— Begin DATA SECTION —

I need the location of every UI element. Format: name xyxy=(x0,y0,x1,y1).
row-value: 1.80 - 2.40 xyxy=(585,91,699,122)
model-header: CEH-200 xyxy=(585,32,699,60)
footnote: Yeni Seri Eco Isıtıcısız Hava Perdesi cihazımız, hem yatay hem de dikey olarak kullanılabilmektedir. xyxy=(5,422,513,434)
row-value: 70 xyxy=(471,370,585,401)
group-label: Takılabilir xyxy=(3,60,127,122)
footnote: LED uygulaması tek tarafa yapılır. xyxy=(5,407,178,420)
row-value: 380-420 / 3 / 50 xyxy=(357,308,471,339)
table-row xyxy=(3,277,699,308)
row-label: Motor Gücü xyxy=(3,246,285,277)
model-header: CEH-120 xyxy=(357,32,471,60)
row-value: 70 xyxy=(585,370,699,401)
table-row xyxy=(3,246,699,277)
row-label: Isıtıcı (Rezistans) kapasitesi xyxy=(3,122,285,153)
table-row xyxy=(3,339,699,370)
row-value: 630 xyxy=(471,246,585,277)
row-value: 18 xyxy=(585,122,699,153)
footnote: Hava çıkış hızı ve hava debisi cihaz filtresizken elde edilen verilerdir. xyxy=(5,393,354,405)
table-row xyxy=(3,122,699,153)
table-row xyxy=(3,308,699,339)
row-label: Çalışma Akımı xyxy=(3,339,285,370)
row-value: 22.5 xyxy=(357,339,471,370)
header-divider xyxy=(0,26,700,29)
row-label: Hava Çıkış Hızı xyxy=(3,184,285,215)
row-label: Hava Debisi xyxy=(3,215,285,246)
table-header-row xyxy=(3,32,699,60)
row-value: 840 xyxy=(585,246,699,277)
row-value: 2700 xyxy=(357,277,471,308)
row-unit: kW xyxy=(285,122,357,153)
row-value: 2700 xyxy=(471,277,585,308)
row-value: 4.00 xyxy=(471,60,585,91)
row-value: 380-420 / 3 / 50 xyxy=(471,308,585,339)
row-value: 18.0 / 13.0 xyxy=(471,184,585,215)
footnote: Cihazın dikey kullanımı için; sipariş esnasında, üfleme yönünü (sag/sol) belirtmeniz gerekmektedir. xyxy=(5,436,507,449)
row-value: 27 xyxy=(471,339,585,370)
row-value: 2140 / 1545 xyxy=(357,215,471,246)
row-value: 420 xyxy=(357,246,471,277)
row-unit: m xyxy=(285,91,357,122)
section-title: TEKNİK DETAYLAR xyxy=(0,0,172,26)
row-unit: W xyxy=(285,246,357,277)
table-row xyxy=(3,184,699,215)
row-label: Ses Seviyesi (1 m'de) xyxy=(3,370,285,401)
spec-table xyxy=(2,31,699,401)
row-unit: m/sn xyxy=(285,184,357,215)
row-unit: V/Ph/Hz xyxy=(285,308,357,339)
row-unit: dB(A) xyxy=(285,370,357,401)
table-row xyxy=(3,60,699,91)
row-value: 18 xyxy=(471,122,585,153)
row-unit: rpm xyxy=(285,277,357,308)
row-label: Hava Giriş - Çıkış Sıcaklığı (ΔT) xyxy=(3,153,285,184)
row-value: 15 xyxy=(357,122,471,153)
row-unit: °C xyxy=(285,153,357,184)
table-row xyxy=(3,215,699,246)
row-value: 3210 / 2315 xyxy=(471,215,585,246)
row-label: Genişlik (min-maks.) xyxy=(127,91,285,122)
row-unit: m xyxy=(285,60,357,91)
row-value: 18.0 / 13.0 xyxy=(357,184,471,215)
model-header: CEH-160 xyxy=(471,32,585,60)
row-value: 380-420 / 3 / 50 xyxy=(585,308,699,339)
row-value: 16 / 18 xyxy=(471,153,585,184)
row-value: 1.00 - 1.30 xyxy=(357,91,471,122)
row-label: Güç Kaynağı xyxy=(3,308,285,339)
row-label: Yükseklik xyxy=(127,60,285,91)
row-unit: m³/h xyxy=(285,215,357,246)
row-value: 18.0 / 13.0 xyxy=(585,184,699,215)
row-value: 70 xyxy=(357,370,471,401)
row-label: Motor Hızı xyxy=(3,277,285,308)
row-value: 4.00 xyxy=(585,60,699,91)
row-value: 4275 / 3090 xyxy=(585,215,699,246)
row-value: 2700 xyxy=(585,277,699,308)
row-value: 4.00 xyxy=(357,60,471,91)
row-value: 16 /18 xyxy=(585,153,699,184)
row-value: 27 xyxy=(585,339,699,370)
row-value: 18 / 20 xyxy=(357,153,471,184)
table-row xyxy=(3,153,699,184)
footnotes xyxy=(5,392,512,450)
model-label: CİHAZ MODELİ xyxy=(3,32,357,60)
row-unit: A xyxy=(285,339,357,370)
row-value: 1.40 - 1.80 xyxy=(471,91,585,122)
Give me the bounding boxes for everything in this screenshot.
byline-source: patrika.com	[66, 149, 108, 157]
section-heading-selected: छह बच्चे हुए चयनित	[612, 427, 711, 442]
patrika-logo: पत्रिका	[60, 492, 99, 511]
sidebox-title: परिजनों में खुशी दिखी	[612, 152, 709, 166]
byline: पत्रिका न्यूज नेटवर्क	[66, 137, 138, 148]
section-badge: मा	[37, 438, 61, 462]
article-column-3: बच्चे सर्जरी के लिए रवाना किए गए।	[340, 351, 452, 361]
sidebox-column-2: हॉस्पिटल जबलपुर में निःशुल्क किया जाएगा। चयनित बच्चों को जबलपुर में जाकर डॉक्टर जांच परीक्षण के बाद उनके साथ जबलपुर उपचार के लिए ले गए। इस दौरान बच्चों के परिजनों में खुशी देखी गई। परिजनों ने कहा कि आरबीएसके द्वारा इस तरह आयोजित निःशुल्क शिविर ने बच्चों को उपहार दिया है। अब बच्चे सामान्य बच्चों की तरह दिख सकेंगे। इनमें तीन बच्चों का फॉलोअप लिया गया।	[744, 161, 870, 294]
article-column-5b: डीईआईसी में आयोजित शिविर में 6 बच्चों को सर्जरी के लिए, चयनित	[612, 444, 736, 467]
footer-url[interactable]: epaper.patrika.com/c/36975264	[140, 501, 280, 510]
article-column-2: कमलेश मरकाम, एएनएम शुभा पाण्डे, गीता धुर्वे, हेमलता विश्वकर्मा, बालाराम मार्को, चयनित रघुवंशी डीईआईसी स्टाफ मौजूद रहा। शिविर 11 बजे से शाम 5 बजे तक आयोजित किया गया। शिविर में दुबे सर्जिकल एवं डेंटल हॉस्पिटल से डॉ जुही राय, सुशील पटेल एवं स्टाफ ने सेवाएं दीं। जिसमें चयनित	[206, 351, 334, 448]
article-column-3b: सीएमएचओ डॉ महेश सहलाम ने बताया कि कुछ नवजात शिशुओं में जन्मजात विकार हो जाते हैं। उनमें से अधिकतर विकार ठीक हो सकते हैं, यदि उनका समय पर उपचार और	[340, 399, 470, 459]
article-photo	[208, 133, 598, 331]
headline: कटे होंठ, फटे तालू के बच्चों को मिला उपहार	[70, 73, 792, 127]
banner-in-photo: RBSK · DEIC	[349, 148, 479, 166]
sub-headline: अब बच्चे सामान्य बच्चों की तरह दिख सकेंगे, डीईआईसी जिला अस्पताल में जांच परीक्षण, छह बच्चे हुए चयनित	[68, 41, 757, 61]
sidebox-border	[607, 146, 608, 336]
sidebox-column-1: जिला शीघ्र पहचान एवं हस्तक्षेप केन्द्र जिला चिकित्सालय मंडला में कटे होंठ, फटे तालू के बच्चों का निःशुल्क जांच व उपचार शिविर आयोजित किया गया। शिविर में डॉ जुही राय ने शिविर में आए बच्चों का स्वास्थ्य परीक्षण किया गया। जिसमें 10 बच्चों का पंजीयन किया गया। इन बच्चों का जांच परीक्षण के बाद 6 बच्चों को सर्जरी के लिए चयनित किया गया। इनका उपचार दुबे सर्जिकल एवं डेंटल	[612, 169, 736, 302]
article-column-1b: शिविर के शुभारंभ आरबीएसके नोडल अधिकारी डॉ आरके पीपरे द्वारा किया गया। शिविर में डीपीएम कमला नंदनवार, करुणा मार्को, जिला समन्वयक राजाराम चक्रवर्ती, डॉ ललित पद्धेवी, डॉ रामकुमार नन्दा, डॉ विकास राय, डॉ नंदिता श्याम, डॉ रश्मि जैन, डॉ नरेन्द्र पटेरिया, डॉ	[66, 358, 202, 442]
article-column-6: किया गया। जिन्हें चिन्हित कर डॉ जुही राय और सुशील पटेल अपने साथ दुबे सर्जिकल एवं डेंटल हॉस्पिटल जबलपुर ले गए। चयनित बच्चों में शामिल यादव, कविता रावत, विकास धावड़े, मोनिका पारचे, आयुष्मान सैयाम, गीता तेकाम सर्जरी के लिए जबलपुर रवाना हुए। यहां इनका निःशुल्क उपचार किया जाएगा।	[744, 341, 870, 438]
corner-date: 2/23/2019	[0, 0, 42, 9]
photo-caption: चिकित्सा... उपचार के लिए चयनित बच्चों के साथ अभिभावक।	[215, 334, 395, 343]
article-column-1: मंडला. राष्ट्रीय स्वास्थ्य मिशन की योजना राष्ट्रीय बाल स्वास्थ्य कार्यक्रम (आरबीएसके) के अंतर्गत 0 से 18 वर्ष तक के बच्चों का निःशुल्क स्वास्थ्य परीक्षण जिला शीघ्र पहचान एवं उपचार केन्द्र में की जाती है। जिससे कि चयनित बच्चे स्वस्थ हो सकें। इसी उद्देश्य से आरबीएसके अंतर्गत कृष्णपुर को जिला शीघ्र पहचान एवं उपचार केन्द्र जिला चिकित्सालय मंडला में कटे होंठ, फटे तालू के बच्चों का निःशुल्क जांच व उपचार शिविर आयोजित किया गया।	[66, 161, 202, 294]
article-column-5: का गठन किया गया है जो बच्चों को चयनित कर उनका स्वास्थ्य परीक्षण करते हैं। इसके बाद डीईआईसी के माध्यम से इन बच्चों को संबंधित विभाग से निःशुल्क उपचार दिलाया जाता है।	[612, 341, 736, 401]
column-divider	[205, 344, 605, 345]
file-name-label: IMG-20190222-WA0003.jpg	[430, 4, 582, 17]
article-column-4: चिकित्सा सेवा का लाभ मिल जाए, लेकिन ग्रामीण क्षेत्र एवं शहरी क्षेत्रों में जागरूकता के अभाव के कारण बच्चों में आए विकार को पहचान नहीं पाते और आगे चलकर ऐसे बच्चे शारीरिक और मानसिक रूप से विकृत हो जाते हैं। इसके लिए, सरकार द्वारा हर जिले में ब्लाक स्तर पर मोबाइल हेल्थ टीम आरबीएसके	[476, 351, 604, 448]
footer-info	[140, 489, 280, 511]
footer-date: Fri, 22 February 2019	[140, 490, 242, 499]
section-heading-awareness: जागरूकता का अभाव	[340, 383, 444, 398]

— End DATA SECTION —

EXERCISE DESCRIPTION -
Please put every line of the material, from its first line through the line containing "table-row xyxy=(3,184,699,215)", both included, into a JSON list of strings with one string per line. Leave out blank lines.

RESPONSE TO THE EXERCISE -
[
  "I need the location of every UI element. Format: name xyxy=(x0,y0,x1,y1).",
  "row-value: 1.80 - 2.40 xyxy=(585,91,699,122)",
  "model-header: CEH-200 xyxy=(585,32,699,60)",
  "footnote: Yeni Seri Eco Isıtıcısız Hava Perdesi cihazımız, hem yatay hem de dikey olarak kullanılabilmektedir. xyxy=(5,422,513,434)",
  "row-value: 70 xyxy=(471,370,585,401)",
  "group-label: Takılabilir xyxy=(3,60,127,122)",
  "footnote: LED uygulaması tek tarafa yapılır. xyxy=(5,407,178,420)",
  "row-value: 380-420 / 3 / 50 xyxy=(357,308,471,339)",
  "table-row xyxy=(3,277,699,308)",
  "row-label: Motor Gücü xyxy=(3,246,285,277)",
  "model-header: CEH-120 xyxy=(357,32,471,60)",
  "row-value: 70 xyxy=(585,370,699,401)",
  "table-row xyxy=(3,246,699,277)",
  "row-label: Isıtıcı (Rezistans) kapasitesi xyxy=(3,122,285,153)",
  "table-row xyxy=(3,339,699,370)",
  "row-value: 630 xyxy=(471,246,585,277)",
  "row-value: 18 xyxy=(585,122,699,153)",
  "footnote: Hava çıkış hızı ve hava debisi cihaz filtresizken elde edilen verilerdir. xyxy=(5,393,354,405)",
  "table-row xyxy=(3,122,699,153)",
  "table-row xyxy=(3,308,699,339)",
  "row-label: Çalışma Akımı xyxy=(3,339,285,370)",
  "row-value: 22.5 xyxy=(357,339,471,370)",
  "header-divider xyxy=(0,26,700,29)",
  "row-label: Hava Çıkış Hızı xyxy=(3,184,285,215)",
  "row-label: Hava Debisi xyxy=(3,215,285,246)",
  "table-header-row xyxy=(3,32,699,60)",
  "row-value: 840 xyxy=(585,246,699,277)",
  "row-value: 2700 xyxy=(357,277,471,308)",
  "row-unit: kW xyxy=(285,122,357,153)",
  "row-value: 2700 xyxy=(471,277,585,308)",
  "row-value: 4.00 xyxy=(471,60,585,91)",
  "row-value: 380-420 / 3 / 50 xyxy=(471,308,585,339)",
  "row-value: 18.0 / 13.0 xyxy=(471,184,585,215)",
  "footnote: Cihazın dikey kullanımı için; sipariş esnasında, üfleme yönünü (sag/sol) belirtmeniz gerekmektedir. xyxy=(5,436,507,449)",
  "row-value: 27 xyxy=(471,339,585,370)",
  "row-value: 2140 / 1545 xyxy=(357,215,471,246)",
  "row-value: 420 xyxy=(357,246,471,277)",
  "row-unit: m xyxy=(285,91,357,122)",
  "section-title: TEKNİK DETAYLAR xyxy=(0,0,172,26)",
  "row-unit: W xyxy=(285,246,357,277)",
  "table-row xyxy=(3,184,699,215)"
]